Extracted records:

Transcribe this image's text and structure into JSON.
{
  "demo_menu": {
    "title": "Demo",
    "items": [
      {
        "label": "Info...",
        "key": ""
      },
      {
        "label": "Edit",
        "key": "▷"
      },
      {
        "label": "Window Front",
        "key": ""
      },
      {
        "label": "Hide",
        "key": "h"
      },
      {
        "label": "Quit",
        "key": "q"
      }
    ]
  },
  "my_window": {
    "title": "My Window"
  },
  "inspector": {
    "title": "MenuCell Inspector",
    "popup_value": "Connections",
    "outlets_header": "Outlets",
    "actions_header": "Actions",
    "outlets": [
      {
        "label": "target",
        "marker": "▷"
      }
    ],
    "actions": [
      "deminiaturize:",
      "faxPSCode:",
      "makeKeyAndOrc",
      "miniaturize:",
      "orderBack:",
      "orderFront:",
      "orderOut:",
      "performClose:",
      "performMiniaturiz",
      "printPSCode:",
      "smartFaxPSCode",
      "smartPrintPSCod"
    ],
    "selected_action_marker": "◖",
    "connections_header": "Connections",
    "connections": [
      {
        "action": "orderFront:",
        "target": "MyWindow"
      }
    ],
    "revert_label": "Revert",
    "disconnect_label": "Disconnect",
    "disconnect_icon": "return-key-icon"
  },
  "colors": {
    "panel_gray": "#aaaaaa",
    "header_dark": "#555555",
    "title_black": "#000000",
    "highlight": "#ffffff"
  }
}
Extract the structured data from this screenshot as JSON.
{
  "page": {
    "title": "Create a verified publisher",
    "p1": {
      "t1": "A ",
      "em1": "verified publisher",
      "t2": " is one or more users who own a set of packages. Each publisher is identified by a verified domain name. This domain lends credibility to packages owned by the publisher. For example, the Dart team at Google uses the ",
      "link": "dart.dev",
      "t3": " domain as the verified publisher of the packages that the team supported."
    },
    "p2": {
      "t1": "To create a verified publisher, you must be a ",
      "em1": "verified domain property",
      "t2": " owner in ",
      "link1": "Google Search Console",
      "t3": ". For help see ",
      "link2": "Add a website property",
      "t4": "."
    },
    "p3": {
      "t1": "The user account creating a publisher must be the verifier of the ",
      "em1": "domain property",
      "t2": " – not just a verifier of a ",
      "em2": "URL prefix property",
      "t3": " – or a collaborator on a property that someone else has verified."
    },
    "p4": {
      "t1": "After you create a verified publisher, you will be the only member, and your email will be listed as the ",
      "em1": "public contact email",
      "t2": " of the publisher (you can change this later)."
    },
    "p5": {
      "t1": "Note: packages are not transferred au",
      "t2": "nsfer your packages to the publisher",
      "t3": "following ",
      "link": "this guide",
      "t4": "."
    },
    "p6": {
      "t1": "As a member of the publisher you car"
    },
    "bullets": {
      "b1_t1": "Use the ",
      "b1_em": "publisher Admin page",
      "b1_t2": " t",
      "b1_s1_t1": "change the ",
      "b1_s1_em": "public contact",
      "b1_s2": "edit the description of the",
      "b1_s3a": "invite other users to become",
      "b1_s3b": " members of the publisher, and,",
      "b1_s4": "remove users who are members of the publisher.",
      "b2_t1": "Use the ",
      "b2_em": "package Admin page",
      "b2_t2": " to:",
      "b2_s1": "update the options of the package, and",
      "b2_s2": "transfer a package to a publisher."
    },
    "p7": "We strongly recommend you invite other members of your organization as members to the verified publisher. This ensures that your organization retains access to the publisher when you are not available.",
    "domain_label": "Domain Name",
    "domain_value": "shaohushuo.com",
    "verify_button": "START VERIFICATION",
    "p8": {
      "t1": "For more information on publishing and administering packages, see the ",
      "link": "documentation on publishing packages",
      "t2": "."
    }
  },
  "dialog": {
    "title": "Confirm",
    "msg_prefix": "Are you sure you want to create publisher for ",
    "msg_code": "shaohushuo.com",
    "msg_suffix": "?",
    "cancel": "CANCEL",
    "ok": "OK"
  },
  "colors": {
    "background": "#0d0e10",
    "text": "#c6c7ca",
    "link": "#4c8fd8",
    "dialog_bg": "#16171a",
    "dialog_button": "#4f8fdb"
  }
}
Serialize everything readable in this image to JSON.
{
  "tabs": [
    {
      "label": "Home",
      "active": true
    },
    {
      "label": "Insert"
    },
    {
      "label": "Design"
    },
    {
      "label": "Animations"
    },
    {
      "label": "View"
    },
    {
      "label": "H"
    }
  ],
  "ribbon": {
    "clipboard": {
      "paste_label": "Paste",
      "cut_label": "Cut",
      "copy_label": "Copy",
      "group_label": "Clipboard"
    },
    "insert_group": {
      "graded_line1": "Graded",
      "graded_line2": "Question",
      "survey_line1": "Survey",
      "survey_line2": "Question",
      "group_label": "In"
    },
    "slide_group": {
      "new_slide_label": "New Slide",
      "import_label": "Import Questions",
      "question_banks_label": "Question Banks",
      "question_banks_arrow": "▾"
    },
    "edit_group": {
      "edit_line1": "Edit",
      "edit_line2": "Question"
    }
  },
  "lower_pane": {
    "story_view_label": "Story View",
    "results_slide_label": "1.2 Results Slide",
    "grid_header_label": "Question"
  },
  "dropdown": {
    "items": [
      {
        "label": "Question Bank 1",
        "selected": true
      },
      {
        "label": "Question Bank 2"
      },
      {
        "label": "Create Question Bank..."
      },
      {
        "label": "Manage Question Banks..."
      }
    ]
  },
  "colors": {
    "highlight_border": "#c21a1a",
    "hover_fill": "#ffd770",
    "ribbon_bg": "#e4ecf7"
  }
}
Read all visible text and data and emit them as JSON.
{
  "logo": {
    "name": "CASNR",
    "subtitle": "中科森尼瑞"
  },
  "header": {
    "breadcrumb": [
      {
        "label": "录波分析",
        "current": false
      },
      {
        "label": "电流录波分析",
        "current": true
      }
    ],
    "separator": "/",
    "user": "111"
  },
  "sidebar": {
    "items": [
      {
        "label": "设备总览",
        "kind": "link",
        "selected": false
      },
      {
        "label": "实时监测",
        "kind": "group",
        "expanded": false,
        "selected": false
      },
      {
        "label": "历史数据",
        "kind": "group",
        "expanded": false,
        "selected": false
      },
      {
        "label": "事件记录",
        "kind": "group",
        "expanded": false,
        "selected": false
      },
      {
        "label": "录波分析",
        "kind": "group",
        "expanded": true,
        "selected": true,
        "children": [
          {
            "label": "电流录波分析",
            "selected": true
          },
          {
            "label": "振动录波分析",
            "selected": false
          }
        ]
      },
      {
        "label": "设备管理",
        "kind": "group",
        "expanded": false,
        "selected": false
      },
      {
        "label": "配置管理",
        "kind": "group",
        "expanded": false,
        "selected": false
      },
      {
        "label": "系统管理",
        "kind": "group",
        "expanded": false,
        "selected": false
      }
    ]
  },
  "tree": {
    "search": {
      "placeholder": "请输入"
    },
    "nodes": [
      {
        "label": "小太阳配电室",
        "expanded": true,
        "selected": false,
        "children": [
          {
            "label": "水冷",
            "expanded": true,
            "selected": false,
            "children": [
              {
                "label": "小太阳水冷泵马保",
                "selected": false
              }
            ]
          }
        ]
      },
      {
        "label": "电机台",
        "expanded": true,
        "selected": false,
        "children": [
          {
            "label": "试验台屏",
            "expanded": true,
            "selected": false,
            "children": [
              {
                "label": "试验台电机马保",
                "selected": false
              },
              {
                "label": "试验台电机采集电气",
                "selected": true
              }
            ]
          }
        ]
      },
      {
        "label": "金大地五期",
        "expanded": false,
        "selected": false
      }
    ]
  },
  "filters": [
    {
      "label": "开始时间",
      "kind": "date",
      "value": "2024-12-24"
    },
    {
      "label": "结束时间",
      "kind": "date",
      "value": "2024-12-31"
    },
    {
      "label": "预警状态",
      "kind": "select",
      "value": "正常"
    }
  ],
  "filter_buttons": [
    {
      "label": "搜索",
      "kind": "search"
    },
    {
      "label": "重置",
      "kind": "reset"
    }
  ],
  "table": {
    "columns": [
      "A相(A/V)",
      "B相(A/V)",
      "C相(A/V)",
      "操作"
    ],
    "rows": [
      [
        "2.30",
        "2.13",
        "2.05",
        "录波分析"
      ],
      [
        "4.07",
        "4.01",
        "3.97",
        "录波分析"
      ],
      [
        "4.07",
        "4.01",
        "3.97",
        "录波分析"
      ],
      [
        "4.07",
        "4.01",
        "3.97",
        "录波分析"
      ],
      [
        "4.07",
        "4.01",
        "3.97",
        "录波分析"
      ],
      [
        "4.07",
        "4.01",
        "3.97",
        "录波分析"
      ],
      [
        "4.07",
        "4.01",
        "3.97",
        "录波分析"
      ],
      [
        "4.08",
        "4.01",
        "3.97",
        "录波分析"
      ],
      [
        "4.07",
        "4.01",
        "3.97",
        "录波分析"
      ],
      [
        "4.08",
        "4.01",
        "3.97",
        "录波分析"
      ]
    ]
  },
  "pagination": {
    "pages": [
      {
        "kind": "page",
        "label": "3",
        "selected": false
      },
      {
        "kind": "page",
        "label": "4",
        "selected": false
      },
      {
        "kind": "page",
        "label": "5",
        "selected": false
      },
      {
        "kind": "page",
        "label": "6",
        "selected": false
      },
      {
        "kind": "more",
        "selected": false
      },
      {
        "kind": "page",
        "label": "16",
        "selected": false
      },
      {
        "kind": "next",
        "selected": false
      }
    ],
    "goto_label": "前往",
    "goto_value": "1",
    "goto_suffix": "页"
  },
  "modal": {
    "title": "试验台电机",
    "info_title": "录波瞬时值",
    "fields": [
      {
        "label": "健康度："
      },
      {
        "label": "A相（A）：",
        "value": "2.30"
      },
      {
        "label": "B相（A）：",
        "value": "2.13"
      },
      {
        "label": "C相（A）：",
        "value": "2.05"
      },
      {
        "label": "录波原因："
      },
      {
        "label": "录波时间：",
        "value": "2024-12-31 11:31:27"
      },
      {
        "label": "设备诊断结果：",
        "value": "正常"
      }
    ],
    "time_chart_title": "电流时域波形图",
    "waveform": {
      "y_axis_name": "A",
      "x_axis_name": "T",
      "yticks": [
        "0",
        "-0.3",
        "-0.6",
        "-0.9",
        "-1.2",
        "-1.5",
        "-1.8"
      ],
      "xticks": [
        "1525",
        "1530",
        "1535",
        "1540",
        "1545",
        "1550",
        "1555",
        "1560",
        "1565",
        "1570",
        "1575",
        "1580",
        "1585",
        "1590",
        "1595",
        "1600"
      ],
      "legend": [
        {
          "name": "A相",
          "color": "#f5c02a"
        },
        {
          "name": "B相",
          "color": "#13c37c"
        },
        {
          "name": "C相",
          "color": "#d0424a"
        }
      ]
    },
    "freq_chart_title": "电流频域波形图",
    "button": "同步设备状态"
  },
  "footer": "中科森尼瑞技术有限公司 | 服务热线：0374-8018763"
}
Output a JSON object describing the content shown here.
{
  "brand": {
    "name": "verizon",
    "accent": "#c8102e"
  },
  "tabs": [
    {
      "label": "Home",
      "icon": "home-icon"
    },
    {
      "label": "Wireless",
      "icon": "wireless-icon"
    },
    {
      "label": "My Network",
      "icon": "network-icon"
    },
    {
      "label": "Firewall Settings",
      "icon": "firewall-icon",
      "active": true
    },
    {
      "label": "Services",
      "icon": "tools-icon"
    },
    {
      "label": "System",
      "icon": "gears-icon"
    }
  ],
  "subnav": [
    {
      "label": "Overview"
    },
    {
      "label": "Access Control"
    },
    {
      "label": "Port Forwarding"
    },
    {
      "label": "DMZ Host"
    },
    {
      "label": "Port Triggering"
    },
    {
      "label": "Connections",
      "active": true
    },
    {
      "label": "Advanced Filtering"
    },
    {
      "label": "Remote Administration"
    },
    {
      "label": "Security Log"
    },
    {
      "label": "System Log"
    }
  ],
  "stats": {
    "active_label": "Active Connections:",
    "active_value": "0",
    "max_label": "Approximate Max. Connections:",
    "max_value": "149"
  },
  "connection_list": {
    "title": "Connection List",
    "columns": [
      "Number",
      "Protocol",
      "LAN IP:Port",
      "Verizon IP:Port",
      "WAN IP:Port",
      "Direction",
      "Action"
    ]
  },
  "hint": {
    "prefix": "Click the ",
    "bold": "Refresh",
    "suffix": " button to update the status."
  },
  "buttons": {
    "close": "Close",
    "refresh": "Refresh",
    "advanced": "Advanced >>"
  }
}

▶ [REQUIREMENTS]: Count how many lines above contain the word "data". Reply with the number alone.

▶ [THE RESULT]: 2